**THE INPUT:**
╭──

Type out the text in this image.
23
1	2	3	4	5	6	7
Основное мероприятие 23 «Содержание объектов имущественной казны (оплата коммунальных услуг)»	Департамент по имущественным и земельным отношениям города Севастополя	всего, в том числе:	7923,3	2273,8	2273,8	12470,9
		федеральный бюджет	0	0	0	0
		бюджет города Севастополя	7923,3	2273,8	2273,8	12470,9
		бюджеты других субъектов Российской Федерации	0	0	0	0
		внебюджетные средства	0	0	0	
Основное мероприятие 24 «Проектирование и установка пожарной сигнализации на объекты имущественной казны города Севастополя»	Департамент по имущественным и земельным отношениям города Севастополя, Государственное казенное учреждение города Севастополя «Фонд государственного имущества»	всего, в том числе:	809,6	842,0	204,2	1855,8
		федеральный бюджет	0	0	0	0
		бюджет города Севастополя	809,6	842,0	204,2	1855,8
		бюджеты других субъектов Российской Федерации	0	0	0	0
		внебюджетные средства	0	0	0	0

╰──

**TASK INSTRUCTIONS:** Copy each line of the data above that holds "Севастополя".

**SOLUTION TO THIS EXERCISE:**
Основное мероприятие 23 «Содержание объектов имущественной казны (оплата коммунальных услуг)»	Департамент по имущественным и земельным отношениям города Севастополя	всего, в том числе:	7923,3	2273,8	2273,8	12470,9
		бюджет города Севастополя	7923,3	2273,8	2273,8	12470,9
Основное мероприятие 24 «Проектирование и установка пожарной сигнализации на объекты имущественной казны города Севастополя»	Департамент по имущественным и земельным отношениям города Севастополя, Государственное казенное учреждение города Севастополя «Фонд государственного имущества»	всего, в том числе:	809,6	842,0	204,2	1855,8
		бюджет города Севастополя	809,6	842,0	204,2	1855,8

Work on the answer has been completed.